39

39

20. IV.58

Дорогой Владимир Федорович,

Рад буду, если Вам удастся через два месяца снова начать литературную деятельность — статьи и прозу.

Вы подняли очень больной вопрос — «к чему в эмиграции писать по-русски?».

В прежнее время, т. е. до последней войны, мы все верили, что когда-нибудь написанное здесь дойдет до России и станет там напоминанием о целом ряде забытых понятий — о ценности человеческой личности, о свободе, о Боге.

Поэт Довид Кнут сравнивал то, что пишется в эмиграции, с запиской в бутылке, брошенной в море[211].

Теперь — нет уже уверенности в том, что мы, «старшее» поколение, доживем до «времени больших перемен», но для Вас время — еще не столь жестокий приговор — пишите с тем же чувством, как когда-то писали мы (пусть мы были только наивными идеалистами! и пусть эти слова в какой-то мере патетичны…).

Мне кажется, лучшее, что случилось в эмигрантской литературе, — это как раз наше «неумение» и «нежелание» писать на чужих языках и для иностранцев. Один Сирин — не в счет. Он ведь чувствовал себя англичанином в Кембридже и в то время, когда его сверстники (среди которых были люди породовитее Набоковых и побогаче их) умирали на фронте Добровольческой армии, а затем — дробили камни и работали на заводах в Европе.

Но, кроме двух-трех еще таких же «русских иностранцев», все зарубежные писатели писали и пишут до сих пор по-русски. (Переводы на иностранные языки — другое дело.)

▶ [ВЫДЕРЖКИ ИЗ ЛИСТИНГА]:
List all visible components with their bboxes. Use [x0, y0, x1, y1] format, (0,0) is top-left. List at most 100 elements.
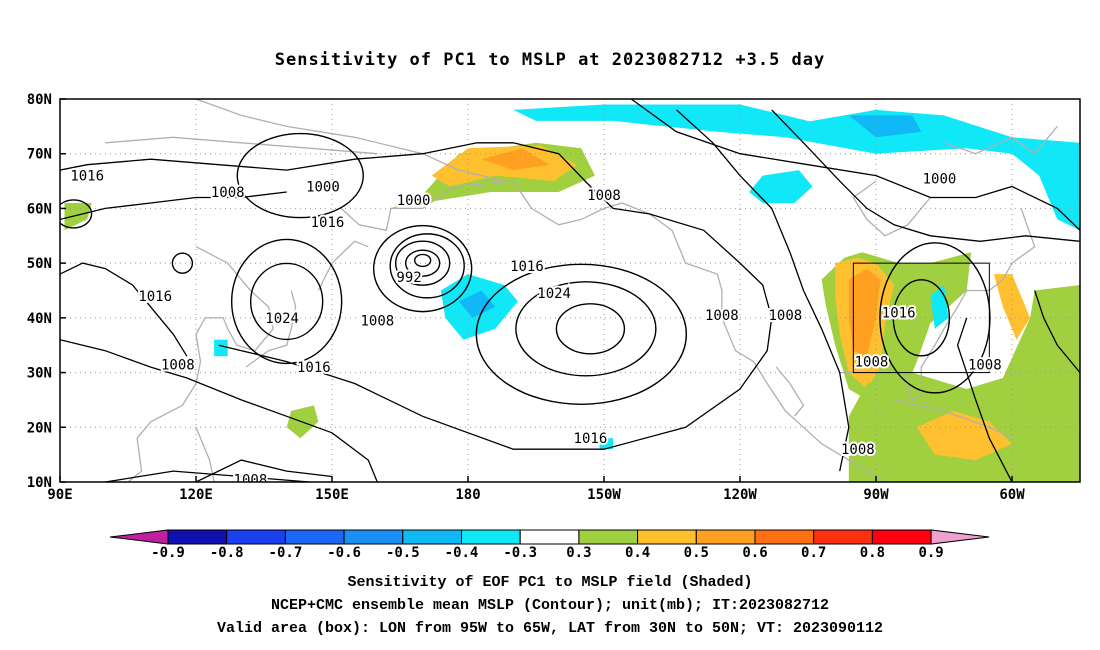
colorbar-swatch [226, 529, 286, 545]
plot-area: 1016 1008 1000 1016 1000 1016 1024 992 1008 1016 1… [60, 99, 1080, 488]
shade-region-14 [848, 115, 922, 138]
colorbar-label: -0.6 [327, 545, 361, 561]
contour-label: 1016 [311, 215, 345, 231]
contour-label: 1016 [138, 289, 172, 305]
contour-labels: 1016 1008 1000 1016 1000 1016 1024 992 1008 1016 1… [68, 167, 1003, 488]
colorbar: -0.9 -0.8 -0.7 -0.6 -0.5 -0.4 -0.3 0.3 0.4 0.5 0.6… [109, 529, 990, 561]
colorbar-swatch [402, 529, 462, 545]
lat-tick-label: 70N [27, 147, 52, 163]
contour-line-3 [60, 339, 378, 482]
lon-tick-label: 150W [587, 487, 621, 503]
contour-low-4 [389, 233, 465, 299]
contour-label: 1016 [297, 360, 331, 376]
contour-low-2 [404, 249, 441, 277]
colorbar-swatch [343, 529, 404, 545]
coastlines [105, 99, 1058, 482]
mslp-contours [60, 99, 1080, 482]
lon-tick-label: 120E [179, 487, 213, 503]
colorbar-label: -0.4 [445, 545, 479, 561]
shade-region-12 [458, 290, 496, 318]
contour-line-0 [60, 142, 773, 450]
colorbar-label: 0.4 [625, 545, 650, 561]
contour-line-8 [956, 317, 1013, 482]
lat-tick-label: 40N [27, 311, 52, 327]
contour-label: 1008 [587, 188, 621, 204]
contour-line-6 [771, 109, 1080, 242]
colorbar-swatch [461, 529, 521, 545]
contour-high-3 [475, 263, 688, 405]
contour-e-2 [879, 242, 991, 394]
lon-tick-label: 150E [315, 487, 349, 503]
contour-label: 1016 [574, 431, 608, 447]
colorbar-label: -0.5 [386, 545, 420, 561]
lat-tick-label: 50N [27, 256, 52, 272]
coastline-11 [317, 240, 369, 291]
coastline-9 [943, 125, 1058, 155]
contour-high-2 [515, 281, 657, 377]
contour-e-1 [892, 279, 951, 357]
lon-tick-label: 60W [999, 487, 1025, 503]
contour-low-3 [394, 240, 451, 286]
contour-label: 1008 [768, 308, 802, 324]
lat-tick-label: 30N [27, 366, 52, 382]
colorbar-swatch [578, 529, 639, 545]
shade-region-19 [214, 339, 228, 357]
contour-label: 1024 [537, 286, 571, 302]
chart-title: Sensitivity of PC1 to MSLP at 2023082712… [274, 50, 826, 70]
coastline-2 [127, 246, 274, 482]
caption-line-1: Sensitivity of EOF PC1 to MSLP field (Sh… [347, 574, 753, 591]
colorbar-swatch [167, 529, 228, 545]
contour-line-10 [195, 459, 333, 482]
contour-line-9 [1034, 290, 1080, 374]
colorbar-label: 0.5 [684, 545, 709, 561]
contour-label: 1016 [510, 259, 544, 275]
colorbar-swatch [519, 529, 580, 545]
contour-line-4 [105, 470, 310, 482]
contour-label: 1008 [211, 185, 245, 201]
contour-low-core [413, 253, 432, 268]
shade-region-16 [749, 170, 813, 203]
coastline-4 [340, 180, 886, 482]
contour-nw-low [236, 132, 364, 219]
shade-region-6 [848, 285, 1080, 482]
plot-frame [59, 98, 1081, 483]
contour-label: 1008 [855, 355, 889, 371]
colorbar-swatch [695, 529, 756, 545]
coastline-8 [852, 180, 931, 237]
gridlines [60, 99, 1080, 482]
shade-region-9 [64, 203, 92, 231]
colorbar-label: -0.7 [269, 545, 303, 561]
shade-region-8 [993, 274, 1031, 340]
shade-region-7 [916, 410, 1012, 461]
contour-label: 992 [396, 270, 421, 286]
contour-label: 1008 [360, 314, 394, 330]
contour-line-5 [630, 99, 1080, 231]
colorbar-swatch [813, 529, 873, 545]
colorbar-swatch [637, 529, 697, 545]
contour-label: 1024 [265, 311, 299, 327]
colorbar-label: -0.9 [151, 545, 185, 561]
contour-label: 1016 [882, 305, 916, 321]
colorbar-label: -0.3 [503, 545, 537, 561]
contour-label: 1008 [705, 308, 739, 324]
lon-tick-label: 90W [863, 487, 889, 503]
shade-region-18 [599, 438, 614, 450]
contour-small-1 [171, 252, 194, 274]
colorbar-swatch [871, 529, 932, 545]
contour-label: 1008 [968, 357, 1002, 373]
colorbar-label: 0.8 [860, 545, 885, 561]
colorbar-swatch [284, 529, 345, 545]
contour-small-2 [60, 199, 93, 229]
lat-tick-label: 10N [27, 475, 52, 491]
coastline-0 [195, 99, 505, 182]
contour-label: 1008 [234, 472, 268, 488]
contour-label: 1000 [306, 180, 340, 196]
contour-line-1 [60, 191, 287, 221]
colorbar-label: -0.8 [210, 545, 244, 561]
coastline-7 [893, 399, 1013, 439]
contour-label: 1016 [70, 169, 104, 185]
contour-line-7 [676, 109, 850, 472]
contour-low-5 [372, 224, 473, 313]
coastline-1 [105, 136, 378, 155]
contour-high-w2 [230, 238, 343, 365]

▶ [ФОРМУЛИРОВКА ЗАДАНИЯ]:
Перепишите из письма без изменений отрывок, который начинается со слов «Поэт Довид Кнут» и заканчивается словами «какой-то мере патетичны…).».

▶ [РЕШЕНИЕ ЗАДАНИЯ]:
Поэт Довид Кнут сравнивал то, что пишется в эмиграции, с запиской в бутылке, брошенной в море[211].

Теперь — нет уже уверенности в том, что мы, «старшее» поколение, доживем до «времени больших перемен», но для Вас время — еще не столь жестокий приговор — пишите с тем же чувством, как когда-то писали мы (пусть мы были только наивными идеалистами! и пусть эти слова в какой-то мере патетичны…).